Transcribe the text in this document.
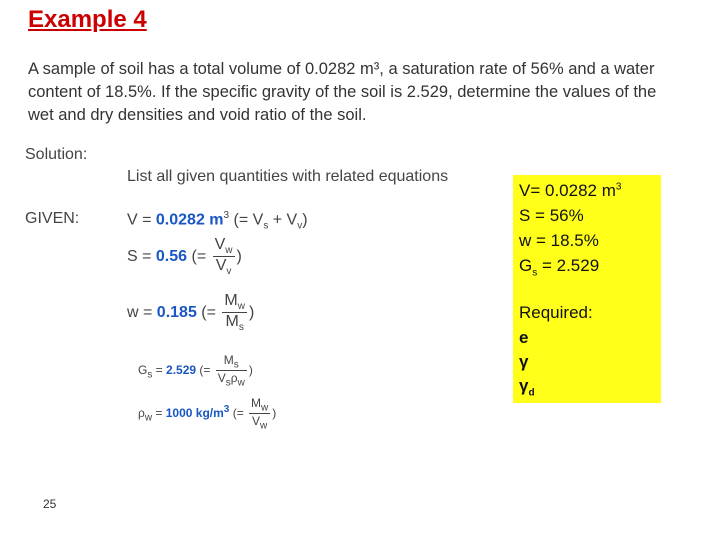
Example 4
A sample of soil has a total volume of 0.0282 m³, a saturation rate of 56% and a water content of 18.5%. If the specific gravity of the soil is 2.529, determine the values of the wet and dry densities and void ratio of the soil.
Solution:
List all given quantities with related equations
GIVEN:	V = 0.0282 $m^3$ (= $V_s + V_v$)
S = 0.56 (= $\frac{V_w}{V_v}$ )
w = 0.185 (= $\frac{M_w}{M_s}$ )
$G_s = 2.529$ (= $\frac{M_s}{V_s\rho_w}$ )
$\rho_w = 1000$ $kg/m^3$ (= $\frac{M_w}{V_w}$ )
V= 0.0282 $m^3$
S = 56%
w = 18.5%
$G_s = 2.529$
Required:
e
γ
$\gamma_d$
25
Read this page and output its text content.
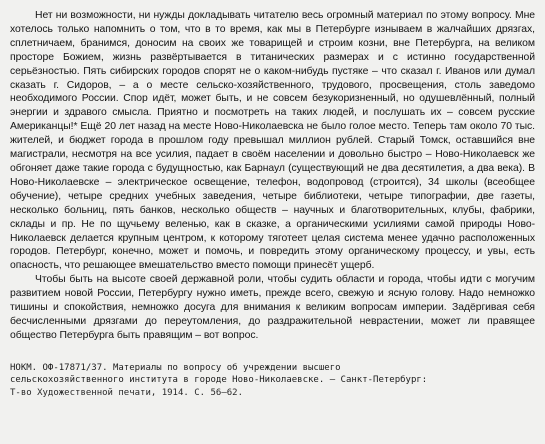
Нет ни возможности, ни нужды докладывать читателю весь огромный материал по этому вопросу. Мне хотелось только напомнить о том, что в то время, как мы в Петербурге изнываем в жалчайших дрязгах, сплетничаем, бранимся, доносим на своих же товарищей и строим козни, вне Петербурга, на великом просторе Божием, жизнь развёртывается в титанических размерах и с истинно государственной серьёзностью. Пять сибирских городов спорят не о каком-нибудь пустяке – что сказал г. Иванов или думал сказать г. Сидоров, – а о месте сельско-хозяйственного, трудового, просвещения, столь заведомо необходимого России. Спор идёт, может быть, и не совсем безукоризненный, но одушевлённый, полный энергии и здравого смысла. Приятно и посмотреть на таких людей, и послушать их – совсем русские Американцы!* Ещё 20 лет назад на месте Ново-Николаевска не было голое место. Теперь там около 70 тыс. жителей, и бюджет города в прошлом году превышал миллион рублей. Старый Томск, оставшийся вне магистрали, несмотря на все усилия, падает в своём населении и довольно быстро – Ново-Николаевск же обгоняет даже такие города с будущностью, как Барнаул (существующий не два десятилетия, а два века). В Ново-Николаевске – электрическое освещение, телефон, водопровод (строится), 34 школы (всеобщее обучение), четыре средних учебных заведения, четыре библиотеки, четыре типографии, две газеты, несколько больниц, пять банков, несколько обществ – научных и благотворительных, клубы, фабрики, склады и пр. Не по щучьему веленью, как в сказке, а органическими усилиями самой природы Ново-Николаевск делается крупным центром, к которому тяготеет целая система менее удачно расположенных городов. Петербург, конечно, может и помочь, и повредить этому органическому процессу, и увы, есть опасность, что решающее вмешательство вместо помощи принесёт ущерб.

Чтобы быть на высоте своей державной роли, чтобы судить области и города, чтобы идти с могучим развитием новой России, Петербургу нужно иметь, прежде всего, свежую и ясную голову. Надо немножко тишины и спокойствия, немножко досуга для внимания к великим вопросам империи. Задёргивая себя бесчисленными дрязгами до переутомления, до раздражительной неврастении, может ли правящее общество Петербурга быть правящим – вот вопрос.

НОКМ. ОФ-17871/37. Материалы по вопросу об учреждении высшего
сельскохозяйственного института в городе Ново-Николаевске. – Санкт-Петербург:
Т-во Художественной печати, 1914. С. 56–62.
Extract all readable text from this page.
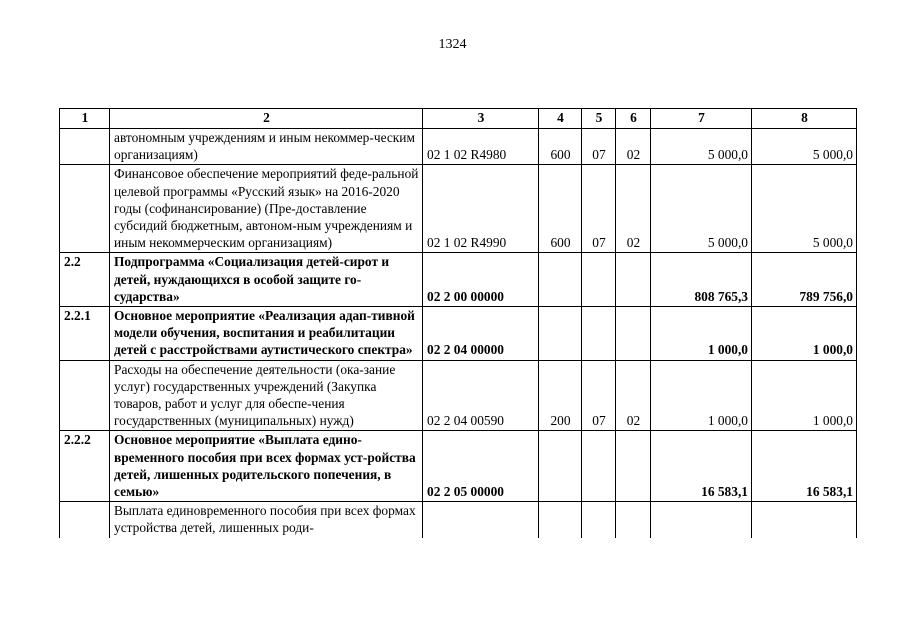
1324
1	2	3	4	5	6	7	8
	автономным учреждениям и иным некоммер-ческим организациям)	02 1 02 R4980	600	07	02	5 000,0	5 000,0
	Финансовое обеспечение мероприятий феде-ральной целевой программы «Русский язык» на 2016-2020 годы (софинансирование) (Пре-доставление субсидий бюджетным, автоном-ным учреждениям и иным некоммерческим организациям)	02 1 02 R4990	600	07	02	5 000,0	5 000,0
2.2	Подпрограмма «Социализация детей-сирот и детей, нуждающихся в особой защите го-сударства»	02 2 00 00000				808 765,3	789 756,0
2.2.1	Основное мероприятие «Реализация адап-тивной модели обучения, воспитания и реабилитации детей с расстройствами аутистического спектра»	02 2 04 00000				1 000,0	1 000,0
	Расходы на обеспечение деятельности (ока-зание услуг) государственных учреждений (Закупка товаров, работ и услуг для обеспе-чения государственных (муниципальных) нужд)	02 2 04 00590	200	07	02	1 000,0	1 000,0
2.2.2	Основное мероприятие «Выплата едино-временного пособия при всех формах уст-ройства детей, лишенных родительского попечения, в семью»	02 2 05 00000				16 583,1	16 583,1
	Выплата единовременного пособия при всех формах устройства детей, лишенных роди-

==*==

:: THE PROBLEM ::
Print all entries exactly. The images do not belong in the copy.

:: THE RESULT ::
Transcribe the text in this document.
Example 4
A sample of soil has a total volume of 0.0282 m³, a saturation rate of 56% and a water content of 18.5%. If the specific gravity of the soil is 2.529, determine the values of the wet and dry densities and void ratio of the soil.
Solution:
List all given quantities with related equations
GIVEN:	V = 0.0282 $m^3$ (= $V_s + V_v$)
S = 0.56 (= $\frac{V_w}{V_v}$ )
w = 0.185 (= $\frac{M_w}{M_s}$ )
$G_s = 2.529$ (= $\frac{M_s}{V_s\rho_w}$ )
$\rho_w = 1000$ $kg/m^3$ (= $\frac{M_w}{V_w}$ )
V= 0.0282 $m^3$
S = 56%
w = 18.5%
$G_s = 2.529$
Required:
e
γ
$\gamma_d$
25
Read this page and output its text content.
Нет ни возможности, ни нужды докладывать читателю весь огромный материал по этому вопросу. Мне хотелось только напомнить о том, что в то время, как мы в Петербурге изнываем в жалчайших дрязгах, сплетничаем, бранимся, доносим на своих же товарищей и строим козни, вне Петербурга, на великом просторе Божием, жизнь развёртывается в титанических размерах и с истинно государственной серьёзностью. Пять сибирских городов спорят не о каком-нибудь пустяке – что сказал г. Иванов или думал сказать г. Сидоров, – а о месте сельско-хозяйственного, трудового, просвещения, столь заведомо необходимого России. Спор идёт, может быть, и не совсем безукоризненный, но одушевлённый, полный энергии и здравого смысла. Приятно и посмотреть на таких людей, и послушать их – совсем русские Американцы!* Ещё 20 лет назад на месте Ново-Николаевска не было голое место. Теперь там около 70 тыс. жителей, и бюджет города в прошлом году превышал миллион рублей. Старый Томск, оставшийся вне магистрали, несмотря на все усилия, падает в своём населении и довольно быстро – Ново-Николаевск же обгоняет даже такие города с будущностью, как Барнаул (существующий не два десятилетия, а два века). В Ново-Николаевске – электрическое освещение, телефон, водопровод (строится), 34 школы (всеобщее обучение), четыре средних учебных заведения, четыре библиотеки, четыре типографии, две газеты, несколько больниц, пять банков, несколько обществ – научных и благотворительных, клубы, фабрики, склады и пр. Не по щучьему веленью, как в сказке, а органическими усилиями самой природы Ново-Николаевск делается крупным центром, к которому тяготеет целая система менее удачно расположенных городов. Петербург, конечно, может и помочь, и повредить этому органическому процессу, и увы, есть опасность, что решающее вмешательство вместо помощи принесёт ущерб.

Чтобы быть на высоте своей державной роли, чтобы судить области и города, чтобы идти с могучим развитием новой России, Петербургу нужно иметь, прежде всего, свежую и ясную голову. Надо немножко тишины и спокойствия, немножко досуга для внимания к великим вопросам империи. Задёргивая себя бесчисленными дрязгами до переутомления, до раздражительной неврастении, может ли правящее общество Петербурга быть правящим – вот вопрос.

НОКМ. ОФ-17871/37. Материалы по вопросу об учреждении высшего
сельскохозяйственного института в городе Ново-Николаевске. – Санкт-Петербург:
Т-во Художественной печати, 1914. С. 56–62.
Extract all readable text from this page.
1324
1	2	3	4	5	6	7	8
	автономным учреждениям и иным некоммер-ческим организациям)	02 1 02 R4980	600	07	02	5 000,0	5 000,0
	Финансовое обеспечение мероприятий феде-ральной целевой программы «Русский язык» на 2016-2020 годы (софинансирование) (Пре-доставление субсидий бюджетным, автоном-ным учреждениям и иным некоммерческим организациям)	02 1 02 R4990	600	07	02	5 000,0	5 000,0
2.2	Подпрограмма «Социализация детей-сирот и детей, нуждающихся в особой защите го-сударства»	02 2 00 00000				808 765,3	789 756,0
2.2.1	Основное мероприятие «Реализация адап-тивной модели обучения, воспитания и реабилитации детей с расстройствами аутистического спектра»	02 2 04 00000				1 000,0	1 000,0
	Расходы на обеспечение деятельности (ока-зание услуг) государственных учреждений (Закупка товаров, работ и услуг для обеспе-чения государственных (муниципальных) нужд)	02 2 04 00590	200	07	02	1 000,0	1 000,0
2.2.2	Основное мероприятие «Выплата едино-временного пособия при всех формах уст-ройства детей, лишенных родительского попечения, в семью»	02 2 05 00000				16 583,1	16 583,1
	Выплата единовременного пособия при всех формах устройства детей, лишенных роди-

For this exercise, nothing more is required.